:: Task instructions ::
Reproduce the entries word for word, and omit any picture you find in them.

:: Data to process ::
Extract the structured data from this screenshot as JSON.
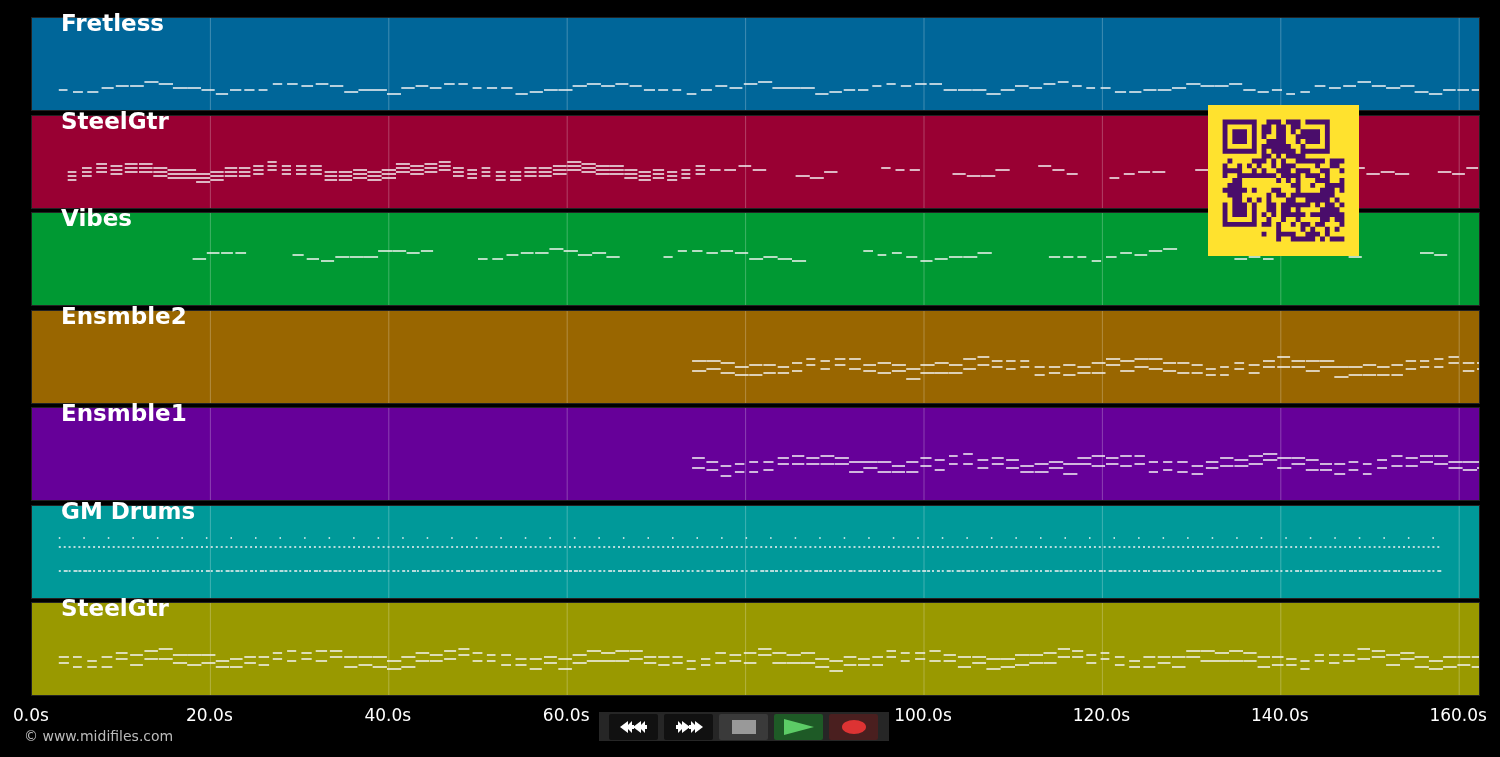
{
  "tracks": [
    {
      "name": "Fretless",
      "color": "#006699"
    },
    {
      "name": "SteelGtr",
      "color": "#990033"
    },
    {
      "name": "Vibes",
      "color": "#009933"
    },
    {
      "name": "Ensmble2",
      "color": "#996600"
    },
    {
      "name": "Ensmble1",
      "color": "#660099"
    },
    {
      "name": "GM Drums",
      "color": "#009999"
    },
    {
      "name": "SteelGtr",
      "color": "#999900"
    }
  ],
  "time_axis": {
    "ticks": [
      {
        "label": "0.0s",
        "covered": false
      },
      {
        "label": "20.0s",
        "covered": false
      },
      {
        "label": "40.0s",
        "covered": false
      },
      {
        "label": "60.0s",
        "covered": false
      },
      {
        "covered": true
      },
      {
        "label": "100.0s",
        "covered": false
      },
      {
        "label": "120.0s",
        "covered": false
      },
      {
        "label": "140.0s",
        "covered": false
      },
      {
        "label": "160.0s",
        "covered": false
      }
    ]
  },
  "copyright": "© www.midifiles.com",
  "transport": [
    {
      "kind": "rewind"
    },
    {
      "kind": "fast_forward"
    },
    {
      "kind": "stop"
    },
    {
      "kind": "play"
    },
    {
      "kind": "record"
    }
  ]
}
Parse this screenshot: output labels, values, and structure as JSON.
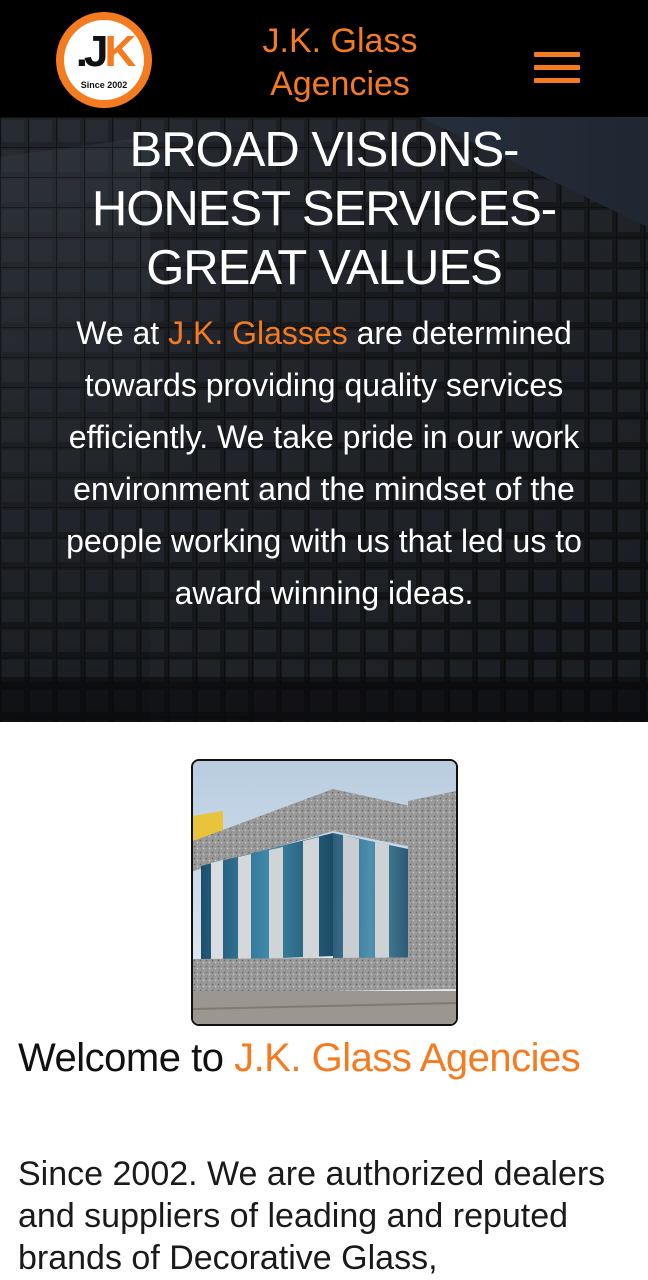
{
  "header": {
    "logo": {
      "mark_dot": ".",
      "mark_j": "J",
      "mark_k": "K",
      "since": "Since 2002"
    },
    "brand_line1": "J.K. Glass",
    "brand_line2": "Agencies",
    "menu_icon": "hamburger-menu-icon"
  },
  "hero": {
    "title_line1": "BROAD VISIONS-",
    "title_line2": "HONEST SERVICES-",
    "title_line3": "GREAT VALUES",
    "text_before": "We at ",
    "text_highlight": "J.K. Glasses",
    "text_after": " are determined towards providing quality services efficiently. We take pride in our work environment and the mindset of the people working with us that led us to award winning ideas."
  },
  "main": {
    "welcome_prefix": "Welcome to ",
    "welcome_accent": "J.K. Glass Agencies",
    "intro": "Since 2002. We are authorized dealers and suppliers of leading and reputed brands of Decorative Glass,"
  },
  "colors": {
    "accent": "#f47b20",
    "header_bg": "#000000",
    "text": "#111111"
  }
}
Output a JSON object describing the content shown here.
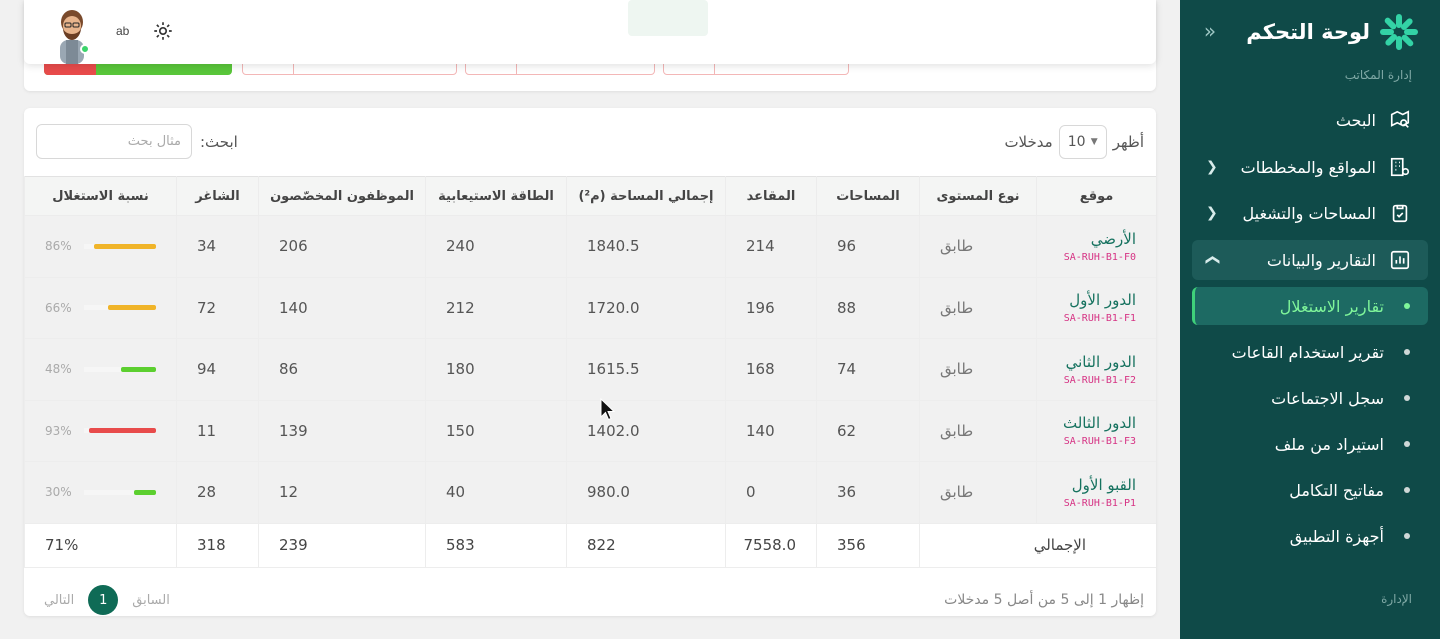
{
  "brand": {
    "title": "لوحة التحكم"
  },
  "sidebar": {
    "section_office": "إدارة المكاتب",
    "section_admin": "الإدارة",
    "items": [
      {
        "label": "البحث",
        "icon": "map-search-icon"
      },
      {
        "label": "المواقع والمخططات",
        "icon": "building-settings-icon"
      },
      {
        "label": "المساحات والتشغيل",
        "icon": "clipboard-check-icon"
      },
      {
        "label": "التقارير والبيانات",
        "icon": "chart-icon"
      }
    ],
    "sub_items": [
      {
        "label": "تقارير الاستغلال",
        "active": true
      },
      {
        "label": "تقرير استخدام القاعات"
      },
      {
        "label": "سجل الاجتماعات"
      },
      {
        "label": "استيراد من ملف"
      },
      {
        "label": "مفاتيح التكامل"
      },
      {
        "label": "أجهزة التطبيق"
      }
    ]
  },
  "header": {
    "lang": "ab"
  },
  "table_controls": {
    "show_label": "أظهر",
    "entries_label": "مدخلات",
    "page_length": "10",
    "search_label": "ابحث:",
    "search_placeholder": "مثال بحث"
  },
  "table": {
    "headers": [
      "موقع",
      "نوع المستوى",
      "المساحات",
      "المقاعد",
      "إجمالي المساحة (م²)",
      "الطاقة الاستيعابية",
      "الموظفون المخصّصون",
      "الشاغر",
      "نسبة الاستغلال"
    ],
    "rows": [
      {
        "name": "الأرضي",
        "code": "SA-RUH-B1-F0",
        "type": "طابق",
        "spaces": "96",
        "seats": "214",
        "area": "1840.5",
        "capacity": "240",
        "assigned": "206",
        "vacant": "34",
        "util": "86%",
        "util_value": 0.86,
        "util_color": "#f0b429"
      },
      {
        "name": "الدور الأول",
        "code": "SA-RUH-B1-F1",
        "type": "طابق",
        "spaces": "88",
        "seats": "196",
        "area": "1720.0",
        "capacity": "212",
        "assigned": "140",
        "vacant": "72",
        "util": "66%",
        "util_value": 0.66,
        "util_color": "#f0b429"
      },
      {
        "name": "الدور الثاني",
        "code": "SA-RUH-B1-F2",
        "type": "طابق",
        "spaces": "74",
        "seats": "168",
        "area": "1615.5",
        "capacity": "180",
        "assigned": "86",
        "vacant": "94",
        "util": "48%",
        "util_value": 0.48,
        "util_color": "#5ccf2f"
      },
      {
        "name": "الدور الثالث",
        "code": "SA-RUH-B1-F3",
        "type": "طابق",
        "spaces": "62",
        "seats": "140",
        "area": "1402.0",
        "capacity": "150",
        "assigned": "139",
        "vacant": "11",
        "util": "93%",
        "util_value": 0.93,
        "util_color": "#e84b4b"
      },
      {
        "name": "القبو الأول",
        "code": "SA-RUH-B1-P1",
        "type": "طابق",
        "spaces": "36",
        "seats": "0",
        "area": "980.0",
        "capacity": "40",
        "assigned": "12",
        "vacant": "28",
        "util": "30%",
        "util_value": 0.3,
        "util_color": "#5ccf2f"
      }
    ],
    "total": {
      "label": "الإجمالي",
      "spaces": "356",
      "seats": "7558.0",
      "area": "822",
      "capacity": "583",
      "assigned": "239",
      "vacant": "318",
      "util": "71%"
    }
  },
  "footer": {
    "info": "إظهار 1 إلى 5 من أصل 5 مدخلات",
    "prev": "السابق",
    "next": "التالي",
    "page": "1"
  }
}
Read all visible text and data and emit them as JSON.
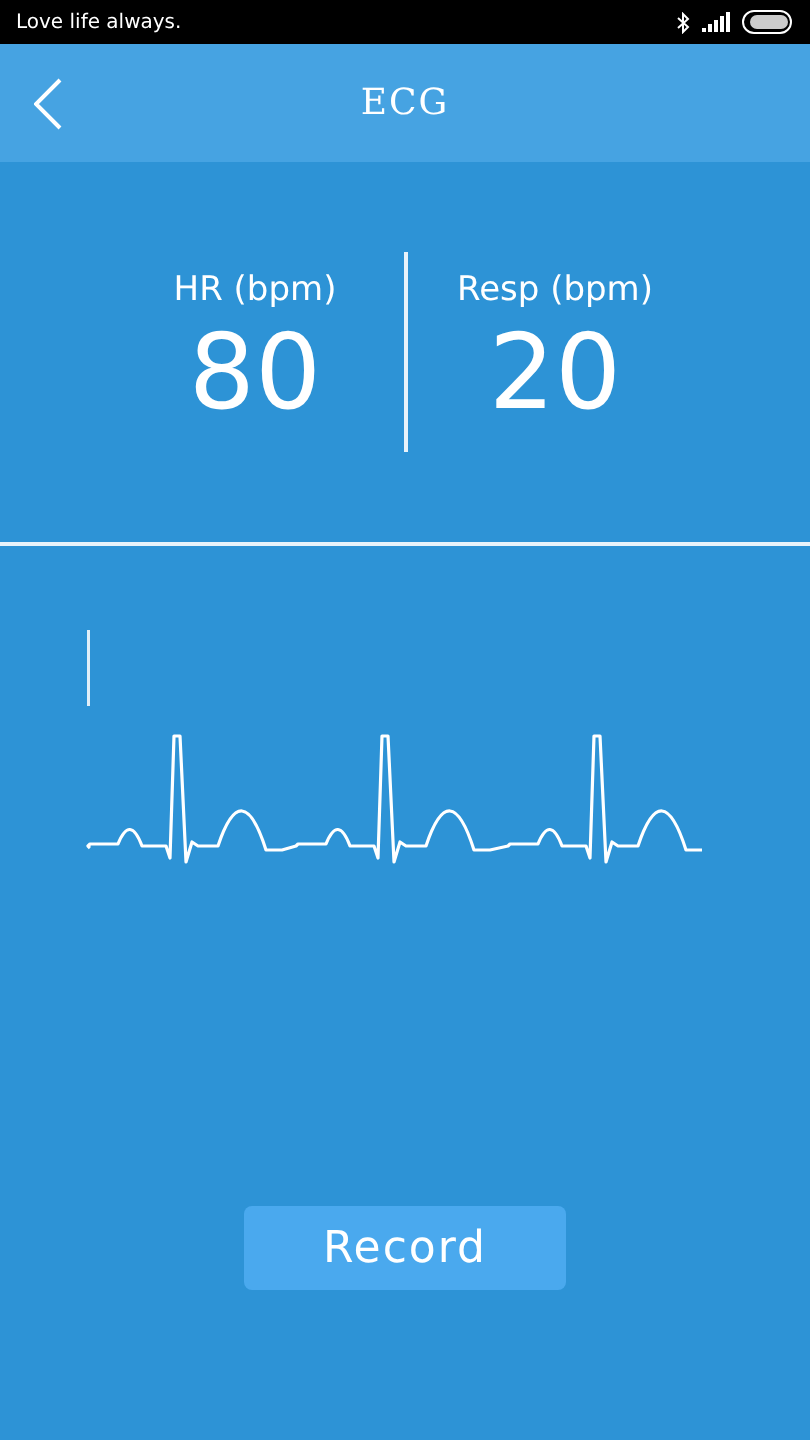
{
  "status_bar": {
    "carrier": "Love life always."
  },
  "header": {
    "title": "ECG"
  },
  "metrics": [
    {
      "label": "HR (bpm)",
      "value": "80"
    },
    {
      "label": "Resp (bpm)",
      "value": "20"
    }
  ],
  "record_button": "Record"
}
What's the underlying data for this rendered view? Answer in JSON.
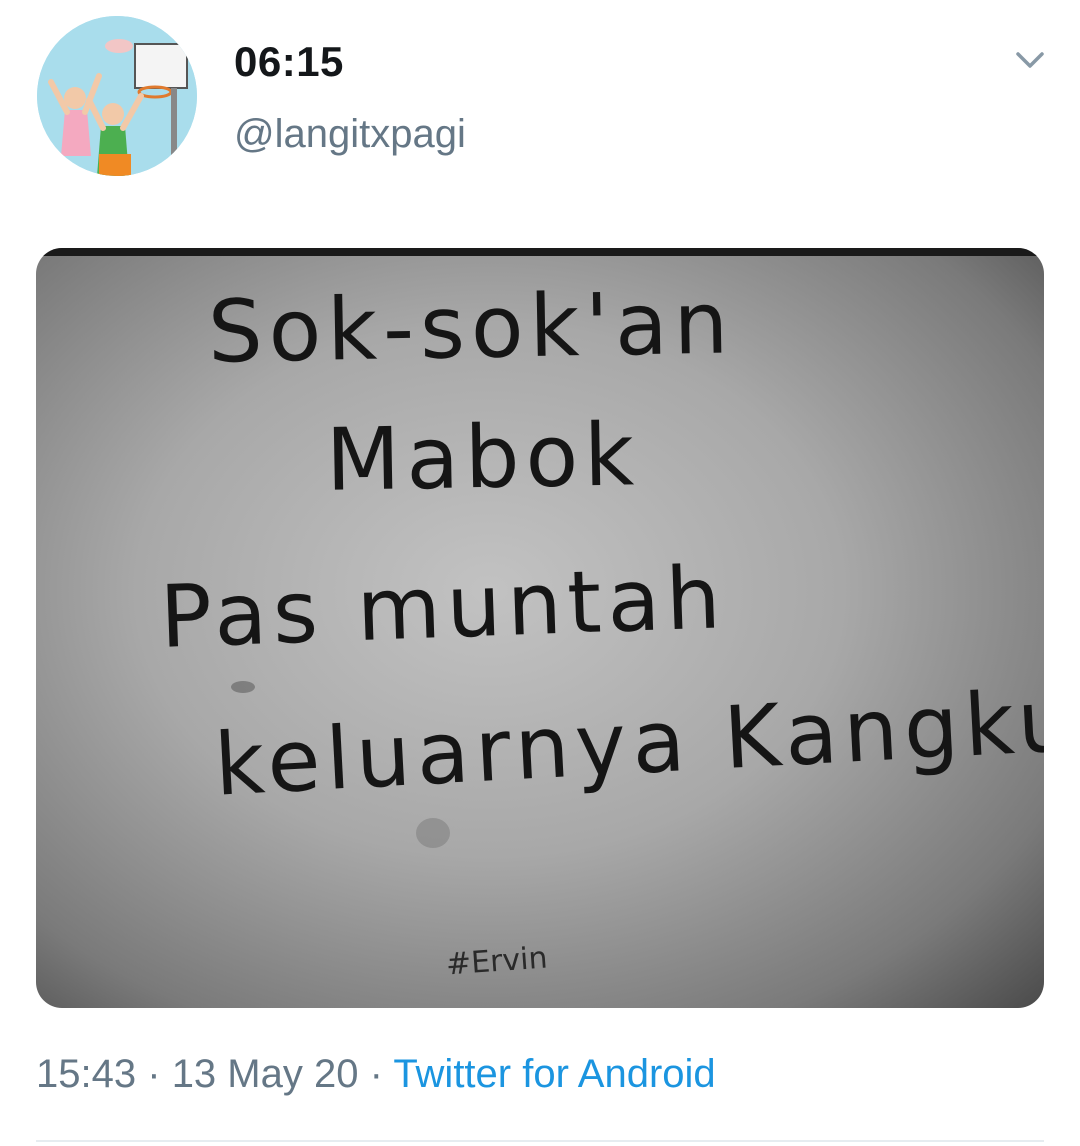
{
  "tweet": {
    "display_name": "06:15",
    "handle": "@langitxpagi",
    "avatar_icon": "avatar-illustration-icon",
    "menu_icon": "chevron-down-icon",
    "media": {
      "lines": [
        "Sok-sok'an",
        "Mabok",
        "Pas muntah",
        "keluarnya Kangkung"
      ],
      "signature": "#Ervin"
    },
    "meta": {
      "time": "15:43",
      "separator": "·",
      "date": "13 May 20",
      "source": "Twitter for Android"
    }
  },
  "colors": {
    "name": "#14171a",
    "secondary": "#657786",
    "link": "#1b95e0",
    "divider": "#e6ecf0"
  }
}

:: Result ::
Extract the structured data from this screenshot as JSON.
{
  "tracks": [
    {
      "name": "Fretless",
      "color": "#006699"
    },
    {
      "name": "SteelGtr",
      "color": "#990033"
    },
    {
      "name": "Vibes",
      "color": "#009933"
    },
    {
      "name": "Ensmble2",
      "color": "#996600"
    },
    {
      "name": "Ensmble1",
      "color": "#660099"
    },
    {
      "name": "GM Drums",
      "color": "#009999"
    },
    {
      "name": "SteelGtr",
      "color": "#999900"
    }
  ],
  "time_axis": {
    "ticks": [
      {
        "label": "0.0s",
        "covered": false
      },
      {
        "label": "20.0s",
        "covered": false
      },
      {
        "label": "40.0s",
        "covered": false
      },
      {
        "label": "60.0s",
        "covered": false
      },
      {
        "covered": true
      },
      {
        "label": "100.0s",
        "covered": false
      },
      {
        "label": "120.0s",
        "covered": false
      },
      {
        "label": "140.0s",
        "covered": false
      },
      {
        "label": "160.0s",
        "covered": false
      }
    ]
  },
  "copyright": "© www.midifiles.com",
  "transport": [
    {
      "kind": "rewind"
    },
    {
      "kind": "fast_forward"
    },
    {
      "kind": "stop"
    },
    {
      "kind": "play"
    },
    {
      "kind": "record"
    }
  ]
}
Parse this screenshot: output labels, values, and structure as JSON.
{
  "header": {
    "logo": {
      "mark_dot": ".",
      "mark_j": "J",
      "mark_k": "K",
      "since": "Since 2002"
    },
    "brand_line1": "J.K. Glass",
    "brand_line2": "Agencies",
    "menu_icon": "hamburger-menu-icon"
  },
  "hero": {
    "title_line1": "BROAD VISIONS-",
    "title_line2": "HONEST SERVICES-",
    "title_line3": "GREAT VALUES",
    "text_before": "We at ",
    "text_highlight": "J.K. Glasses",
    "text_after": " are determined towards providing quality services efficiently. We take pride in our work environment and the mindset of the people working with us that led us to award winning ideas."
  },
  "main": {
    "welcome_prefix": "Welcome to ",
    "welcome_accent": "J.K. Glass Agencies",
    "intro": "Since 2002. We are authorized dealers and suppliers of leading and reputed brands of Decorative Glass,"
  },
  "colors": {
    "accent": "#f47b20",
    "header_bg": "#000000",
    "text": "#111111"
  }
}
Output a JSON object describing the content shown here.
{
  "brand": {
    "title": "لوحة التحكم"
  },
  "sidebar": {
    "section_office": "إدارة المكاتب",
    "section_admin": "الإدارة",
    "items": [
      {
        "label": "البحث",
        "icon": "map-search-icon"
      },
      {
        "label": "المواقع والمخططات",
        "icon": "building-settings-icon"
      },
      {
        "label": "المساحات والتشغيل",
        "icon": "clipboard-check-icon"
      },
      {
        "label": "التقارير والبيانات",
        "icon": "chart-icon"
      }
    ],
    "sub_items": [
      {
        "label": "تقارير الاستغلال",
        "active": true
      },
      {
        "label": "تقرير استخدام القاعات"
      },
      {
        "label": "سجل الاجتماعات"
      },
      {
        "label": "استيراد من ملف"
      },
      {
        "label": "مفاتيح التكامل"
      },
      {
        "label": "أجهزة التطبيق"
      }
    ]
  },
  "header": {
    "lang": "ab"
  },
  "table_controls": {
    "show_label": "أظهر",
    "entries_label": "مدخلات",
    "page_length": "10",
    "search_label": "ابحث:",
    "search_placeholder": "مثال بحث"
  },
  "table": {
    "headers": [
      "موقع",
      "نوع المستوى",
      "المساحات",
      "المقاعد",
      "إجمالي المساحة (م²)",
      "الطاقة الاستيعابية",
      "الموظفون المخصّصون",
      "الشاغر",
      "نسبة الاستغلال"
    ],
    "rows": [
      {
        "name": "الأرضي",
        "code": "SA-RUH-B1-F0",
        "type": "طابق",
        "spaces": "96",
        "seats": "214",
        "area": "1840.5",
        "capacity": "240",
        "assigned": "206",
        "vacant": "34",
        "util": "86%",
        "util_value": 0.86,
        "util_color": "#f0b429"
      },
      {
        "name": "الدور الأول",
        "code": "SA-RUH-B1-F1",
        "type": "طابق",
        "spaces": "88",
        "seats": "196",
        "area": "1720.0",
        "capacity": "212",
        "assigned": "140",
        "vacant": "72",
        "util": "66%",
        "util_value": 0.66,
        "util_color": "#f0b429"
      },
      {
        "name": "الدور الثاني",
        "code": "SA-RUH-B1-F2",
        "type": "طابق",
        "spaces": "74",
        "seats": "168",
        "area": "1615.5",
        "capacity": "180",
        "assigned": "86",
        "vacant": "94",
        "util": "48%",
        "util_value": 0.48,
        "util_color": "#5ccf2f"
      },
      {
        "name": "الدور الثالث",
        "code": "SA-RUH-B1-F3",
        "type": "طابق",
        "spaces": "62",
        "seats": "140",
        "area": "1402.0",
        "capacity": "150",
        "assigned": "139",
        "vacant": "11",
        "util": "93%",
        "util_value": 0.93,
        "util_color": "#e84b4b"
      },
      {
        "name": "القبو الأول",
        "code": "SA-RUH-B1-P1",
        "type": "طابق",
        "spaces": "36",
        "seats": "0",
        "area": "980.0",
        "capacity": "40",
        "assigned": "12",
        "vacant": "28",
        "util": "30%",
        "util_value": 0.3,
        "util_color": "#5ccf2f"
      }
    ],
    "total": {
      "label": "الإجمالي",
      "spaces": "356",
      "seats": "7558.0",
      "area": "822",
      "capacity": "583",
      "assigned": "239",
      "vacant": "318",
      "util": "71%"
    }
  },
  "footer": {
    "info": "إظهار 1 إلى 5 من أصل 5 مدخلات",
    "prev": "السابق",
    "next": "التالي",
    "page": "1"
  }
}
Read all visible text and data and emit them as JSON.
{
  "status_bar": {
    "carrier": "Love life always."
  },
  "header": {
    "title": "ECG"
  },
  "metrics": [
    {
      "label": "HR (bpm)",
      "value": "80"
    },
    {
      "label": "Resp (bpm)",
      "value": "20"
    }
  ],
  "record_button": "Record"
}
What's the underlying data for this rendered view? Answer in JSON.
{
  "tweet": {
    "display_name": "06:15",
    "handle": "@langitxpagi",
    "avatar_icon": "avatar-illustration-icon",
    "menu_icon": "chevron-down-icon",
    "media": {
      "lines": [
        "Sok-sok'an",
        "Mabok",
        "Pas muntah",
        "keluarnya Kangkung"
      ],
      "signature": "#Ervin"
    },
    "meta": {
      "time": "15:43",
      "separator": "·",
      "date": "13 May 20",
      "source": "Twitter for Android"
    }
  },
  "colors": {
    "name": "#14171a",
    "secondary": "#657786",
    "link": "#1b95e0",
    "divider": "#e6ecf0"
  }
}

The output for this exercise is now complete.